■ **DIRECTIVE**:
Go through the entries below and pick out every line with "رواه".
· · · · ·
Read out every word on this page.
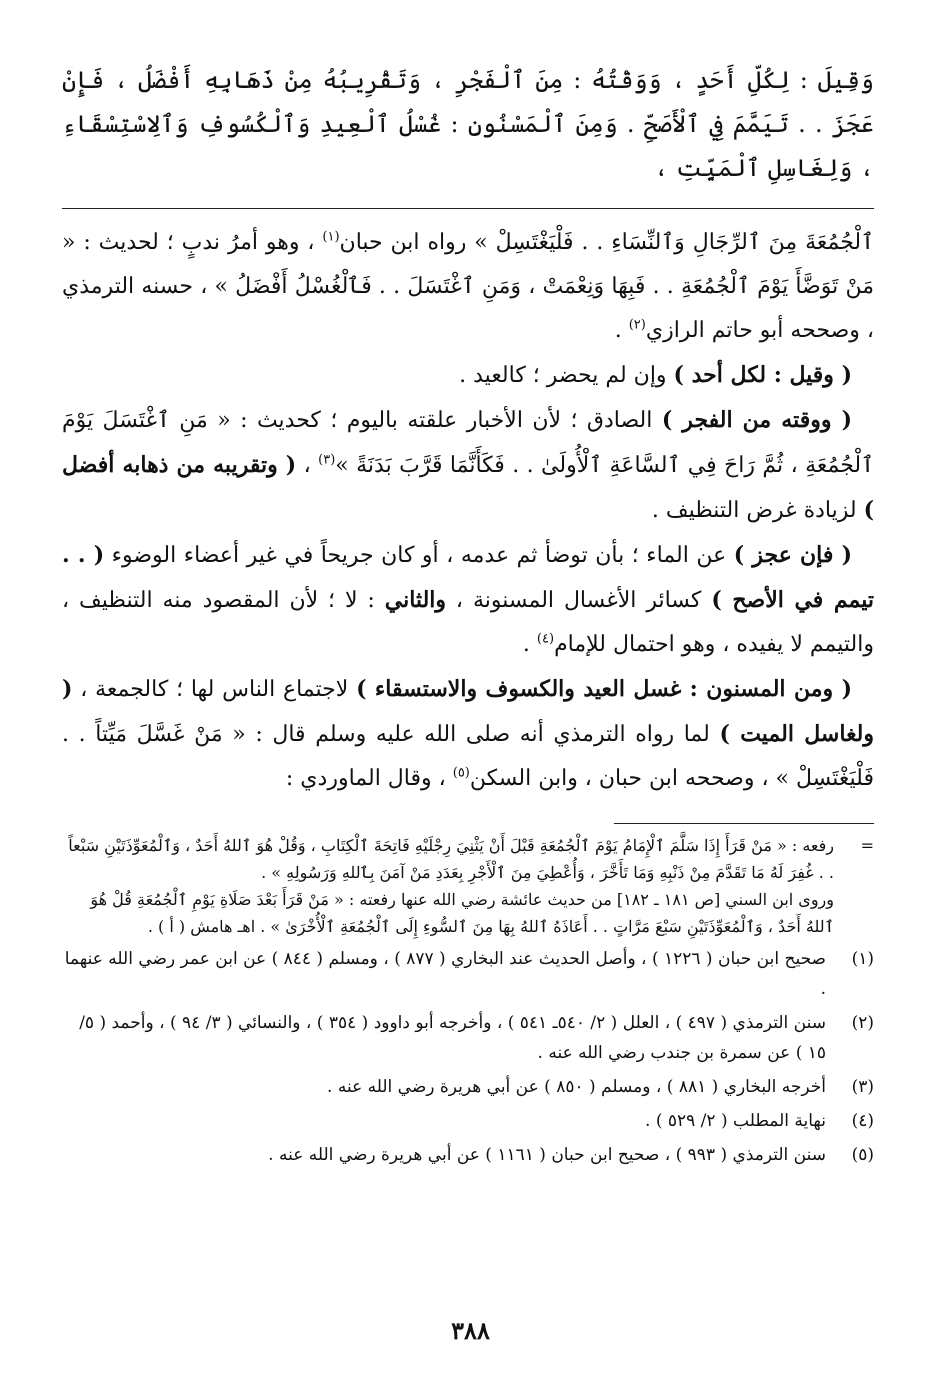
وَقِيلَ : لِكُلِّ أَحَدٍ ، وَوَقْتُهُ : مِنَ ٱلْفَجْرِ ، وَتَقْرِيبُهُ مِنْ ذَهَابِهِ أَفْضَلُ ، فَإِنْ عَجَزَ . . تَيَمَّمَ فِي ٱلْأَصَحِّ . وَمِنَ ٱلْمَسْنُونِ : غُسْلُ ٱلْعِيدِ وَٱلْكُسُوفِ وَٱلِاسْتِسْقَاءِ ، وَلِغَاسِلِ ٱلْمَيِّتِ ،

ٱلْجُمُعَةَ مِنَ ٱلرِّجَالِ وَٱلنِّسَاءِ . . فَلْيَغْتَسِلْ » رواه ابن حبان$^{(١)}$ ، وهو أمرُ ندبٍ ؛ لحديث : « مَنْ تَوَضَّأَ يَوْمَ ٱلْجُمُعَةِ . . فَبِهَا وَنِعْمَتْ ، وَمَنِ ٱغْتَسَلَ . . فَٱلْغُسْلُ أَفْضَلُ » ، حسنه الترمذي ، وصححه أبو حاتم الرازي$^{(٢)}$ .

( وقيل : لكل أحد ) وإن لم يحضر ؛ كالعيد .

( ووقته من الفجر ) الصادق ؛ لأن الأخبار علقته باليوم ؛ كحديث : « مَنِ ٱغْتَسَلَ يَوْمَ ٱلْجُمُعَةِ ، ثُمَّ رَاحَ فِي ٱلسَّاعَةِ ٱلْأُولَىٰ . . فَكَأَنَّمَا قَرَّبَ بَدَنَةً »$^{(٣)}$ ، ( وتقريبه من ذهابه أفضل ) لزيادة غرض التنظيف .

( فإن عجز ) عن الماء ؛ بأن توضأ ثم عدمه ، أو كان جريحاً في غير أعضاء الوضوء ( . . تيمم في الأصح ) كسائر الأغسال المسنونة ، والثاني : لا ؛ لأن المقصود منه التنظيف ، والتيمم لا يفيده ، وهو احتمال للإمام$^{(٤)}$ .

( ومن المسنون : غسل العيد والكسوف والاستسقاء ) لاجتماع الناس لها ؛ كالجمعة ، ( ولغاسل الميت ) لما رواه الترمذي أنه صلى الله عليه وسلم قال : « مَنْ غَسَّلَ مَيِّتاً . . فَلْيَغْتَسِلْ » ، وصححه ابن حبان ، وابن السكن$^{(٥)}$ ، وقال الماوردي :

=

رفعه : « مَنْ قَرَأَ إِذَا سَلَّمَ ٱلْإِمَامُ يَوْمَ ٱلْجُمُعَةِ قَبْلَ أَنْ يَثْنِيَ رِجْلَيْهِ فَاتِحَةَ ٱلْكِتَابِ ، وَقُلْ هُوَ ٱللهُ أَحَدٌ ، وَٱلْمُعَوِّذَتَيْنِ سَبْعاً . . غُفِرَ لَهُ مَا تَقَدَّمَ مِنْ ذَنْبِهِ وَمَا تَأَخَّرَ ، وَأُعْطِيَ مِنَ ٱلْأَجْرِ بِعَدَدِ مَنْ آمَنَ بِٱللهِ وَرَسُولِهِ » .

وروى ابن السني [ص ١٨١ ـ ١٨٢] من حديث عائشة رضي الله عنها رفعته : « مَنْ قَرَأَ بَعْدَ صَلَاةِ يَوْمِ ٱلْجُمُعَةِ قُلْ هُوَ ٱللهُ أَحَدٌ ، وَٱلْمُعَوِّذَتَيْنِ سَبْعَ مَرَّاتٍ . . أَعَاذَهُ ٱللهُ بِهَا مِنَ ٱلسُّوءِ إِلَى ٱلْجُمُعَةِ ٱلْأُخْرَىٰ » . اهـ هامش ( أ ) .

(١)
صحيح ابن حبان ( ١٢٢٦ ) ، وأصل الحديث عند البخاري ( ٨٧٧ ) ، ومسلم ( ٨٤٤ ) عن ابن عمر رضي الله عنهما .
(٢)
سنن الترمذي ( ٤٩٧ ) ، العلل ( ٢/ ٥٤٠ـ ٥٤١ ) ، وأخرجه أبو داوود ( ٣٥٤ ) ، والنسائي ( ٣/ ٩٤ ) ، وأحمد ( ٥/ ١٥ ) عن سمرة بن جندب رضي الله عنه .
(٣)
أخرجه البخاري ( ٨٨١ ) ، ومسلم ( ٨٥٠ ) عن أبي هريرة رضي الله عنه .
(٤)
نهاية المطلب ( ٢/ ٥٢٩ ) .
(٥)
سنن الترمذي ( ٩٩٣ ) ، صحيح ابن حبان ( ١١٦١ ) عن أبي هريرة رضي الله عنه .
٣٨٨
· · · · ·
■ **THE RESPONSE**:
ٱلْجُمُعَةَ مِنَ ٱلرِّجَالِ وَٱلنِّسَاءِ . . فَلْيَغْتَسِلْ » رواه ابن حبان$^{(١)}$ ، وهو أمرُ ندبٍ ؛ لحديث : « مَنْ تَوَضَّأَ يَوْمَ ٱلْجُمُعَةِ . . فَبِهَا وَنِعْمَتْ ، وَمَنِ ٱغْتَسَلَ . . فَٱلْغُسْلُ أَفْضَلُ » ، حسنه الترمذي ، وصححه أبو حاتم الرازي$^{(٢)}$ .
( ومن المسنون : غسل العيد والكسوف والاستسقاء ) لاجتماع الناس لها ؛ كالجمعة ، ( ولغاسل الميت ) لما رواه الترمذي أنه صلى الله عليه وسلم قال : « مَنْ غَسَّلَ مَيِّتاً . . فَلْيَغْتَسِلْ » ، وصححه ابن حبان ، وابن السكن$^{(٥)}$ ، وقال الماوردي :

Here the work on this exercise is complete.